◆ **Work instructions**
From the records, pick out and copy each line containing "text".

◆ **Records to use**

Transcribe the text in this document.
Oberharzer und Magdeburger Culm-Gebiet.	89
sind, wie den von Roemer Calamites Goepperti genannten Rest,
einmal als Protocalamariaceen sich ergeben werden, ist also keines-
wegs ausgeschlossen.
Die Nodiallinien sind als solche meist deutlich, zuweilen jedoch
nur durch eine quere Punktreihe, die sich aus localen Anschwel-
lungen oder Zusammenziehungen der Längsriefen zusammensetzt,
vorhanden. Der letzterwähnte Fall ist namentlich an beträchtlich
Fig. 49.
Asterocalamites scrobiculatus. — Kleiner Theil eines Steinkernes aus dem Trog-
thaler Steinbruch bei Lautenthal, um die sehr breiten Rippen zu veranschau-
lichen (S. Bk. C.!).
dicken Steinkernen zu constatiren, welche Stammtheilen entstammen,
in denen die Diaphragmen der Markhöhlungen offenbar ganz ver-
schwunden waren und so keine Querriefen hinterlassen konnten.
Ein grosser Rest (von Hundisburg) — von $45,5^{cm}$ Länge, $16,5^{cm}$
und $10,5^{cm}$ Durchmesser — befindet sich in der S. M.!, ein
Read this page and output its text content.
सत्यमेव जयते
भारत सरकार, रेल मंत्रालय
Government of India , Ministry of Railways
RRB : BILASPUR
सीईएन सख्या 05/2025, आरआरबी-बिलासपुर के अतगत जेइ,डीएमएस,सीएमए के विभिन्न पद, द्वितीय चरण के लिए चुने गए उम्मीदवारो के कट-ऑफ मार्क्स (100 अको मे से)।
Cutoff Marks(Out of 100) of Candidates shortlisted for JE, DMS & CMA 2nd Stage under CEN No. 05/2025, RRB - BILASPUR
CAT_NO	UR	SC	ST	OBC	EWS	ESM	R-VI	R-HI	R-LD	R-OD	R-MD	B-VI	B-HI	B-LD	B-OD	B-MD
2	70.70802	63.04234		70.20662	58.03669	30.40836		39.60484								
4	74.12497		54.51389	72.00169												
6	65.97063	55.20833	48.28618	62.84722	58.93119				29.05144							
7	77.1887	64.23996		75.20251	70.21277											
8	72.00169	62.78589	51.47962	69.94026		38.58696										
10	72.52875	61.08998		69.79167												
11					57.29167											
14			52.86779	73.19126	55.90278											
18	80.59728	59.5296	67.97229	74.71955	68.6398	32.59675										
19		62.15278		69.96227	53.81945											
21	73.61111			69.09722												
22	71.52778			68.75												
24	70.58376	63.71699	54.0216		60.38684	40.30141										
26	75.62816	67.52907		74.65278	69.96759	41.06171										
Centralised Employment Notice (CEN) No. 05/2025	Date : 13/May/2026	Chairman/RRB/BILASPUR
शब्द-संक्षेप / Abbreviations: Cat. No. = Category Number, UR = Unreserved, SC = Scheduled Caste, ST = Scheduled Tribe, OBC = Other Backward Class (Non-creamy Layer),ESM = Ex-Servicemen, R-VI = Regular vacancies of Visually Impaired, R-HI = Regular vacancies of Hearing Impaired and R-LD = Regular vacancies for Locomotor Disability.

◆ **Solution to this exercise**
Transcribe the text in this document.
Read this page and output its text content.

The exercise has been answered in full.